● GIVEN DATA:
=======
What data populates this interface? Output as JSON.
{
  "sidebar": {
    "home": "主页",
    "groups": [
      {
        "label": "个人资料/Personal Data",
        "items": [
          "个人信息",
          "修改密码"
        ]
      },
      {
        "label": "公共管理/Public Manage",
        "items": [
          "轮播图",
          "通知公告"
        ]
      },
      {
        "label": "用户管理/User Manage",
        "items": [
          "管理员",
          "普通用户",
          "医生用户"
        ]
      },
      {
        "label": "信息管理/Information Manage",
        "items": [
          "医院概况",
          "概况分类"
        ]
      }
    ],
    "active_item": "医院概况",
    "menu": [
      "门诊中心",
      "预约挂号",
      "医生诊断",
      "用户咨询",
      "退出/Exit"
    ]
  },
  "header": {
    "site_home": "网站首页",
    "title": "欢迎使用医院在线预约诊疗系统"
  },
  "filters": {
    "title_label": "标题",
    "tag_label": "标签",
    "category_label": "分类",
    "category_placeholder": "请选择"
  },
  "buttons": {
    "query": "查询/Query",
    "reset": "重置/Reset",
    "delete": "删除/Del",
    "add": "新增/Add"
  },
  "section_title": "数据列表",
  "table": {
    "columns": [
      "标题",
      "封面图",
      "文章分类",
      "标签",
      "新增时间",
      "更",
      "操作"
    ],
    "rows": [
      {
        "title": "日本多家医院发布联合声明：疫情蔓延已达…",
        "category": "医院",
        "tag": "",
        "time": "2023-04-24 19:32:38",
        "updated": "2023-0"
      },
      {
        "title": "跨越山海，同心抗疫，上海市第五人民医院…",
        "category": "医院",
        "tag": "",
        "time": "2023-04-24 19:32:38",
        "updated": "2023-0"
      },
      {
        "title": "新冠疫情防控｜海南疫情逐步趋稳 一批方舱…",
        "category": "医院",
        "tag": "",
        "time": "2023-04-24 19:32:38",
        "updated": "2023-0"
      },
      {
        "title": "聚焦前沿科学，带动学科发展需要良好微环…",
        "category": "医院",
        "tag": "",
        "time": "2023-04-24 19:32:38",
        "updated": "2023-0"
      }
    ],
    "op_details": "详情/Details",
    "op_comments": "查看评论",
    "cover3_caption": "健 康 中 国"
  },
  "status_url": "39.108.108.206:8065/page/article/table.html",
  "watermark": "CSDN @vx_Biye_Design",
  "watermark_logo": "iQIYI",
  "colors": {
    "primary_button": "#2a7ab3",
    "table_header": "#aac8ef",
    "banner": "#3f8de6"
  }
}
=======
Copy down the material exactly as written.

What data populates this interface? Output as JSON.
{
  "sidebar": {
    "home": "主页",
    "groups": [
      {
        "label": "个人资料/Personal Data",
        "items": [
          "个人信息",
          "修改密码"
        ]
      },
      {
        "label": "公共管理/Public Manage",
        "items": [
          "轮播图",
          "通知公告"
        ]
      },
      {
        "label": "用户管理/User Manage",
        "items": [
          "管理员",
          "普通用户",
          "医生用户"
        ]
      },
      {
        "label": "信息管理/Information Manage",
        "items": [
          "医院概况",
          "概况分类"
        ]
      }
    ],
    "active_item": "医院概况",
    "menu": [
      "门诊中心",
      "预约挂号",
      "医生诊断",
      "用户咨询",
      "退出/Exit"
    ]
  },
  "header": {
    "site_home": "网站首页",
    "title": "欢迎使用医院在线预约诊疗系统"
  },
  "filters": {
    "title_label": "标题",
    "tag_label": "标签",
    "category_label": "分类",
    "category_placeholder": "请选择"
  },
  "buttons": {
    "query": "查询/Query",
    "reset": "重置/Reset",
    "delete": "删除/Del",
    "add": "新增/Add"
  },
  "section_title": "数据列表",
  "table": {
    "columns": [
      "标题",
      "封面图",
      "文章分类",
      "标签",
      "新增时间",
      "更",
      "操作"
    ],
    "rows": [
      {
        "title": "日本多家医院发布联合声明：疫情蔓延已达…",
        "category": "医院",
        "tag": "",
        "time": "2023-04-24 19:32:38",
        "updated": "2023-0"
      },
      {
        "title": "跨越山海，同心抗疫，上海市第五人民医院…",
        "category": "医院",
        "tag": "",
        "time": "2023-04-24 19:32:38",
        "updated": "2023-0"
      },
      {
        "title": "新冠疫情防控｜海南疫情逐步趋稳 一批方舱…",
        "category": "医院",
        "tag": "",
        "time": "2023-04-24 19:32:38",
        "updated": "2023-0"
      },
      {
        "title": "聚焦前沿科学，带动学科发展需要良好微环…",
        "category": "医院",
        "tag": "",
        "time": "2023-04-24 19:32:38",
        "updated": "2023-0"
      }
    ],
    "op_details": "详情/Details",
    "op_comments": "查看评论",
    "cover3_caption": "健 康 中 国"
  },
  "status_url": "39.108.108.206:8065/page/article/table.html",
  "watermark": "CSDN @vx_Biye_Design",
  "watermark_logo": "iQIYI",
  "colors": {
    "primary_button": "#2a7ab3",
    "table_header": "#aac8ef",
    "banner": "#3f8de6"
  }
}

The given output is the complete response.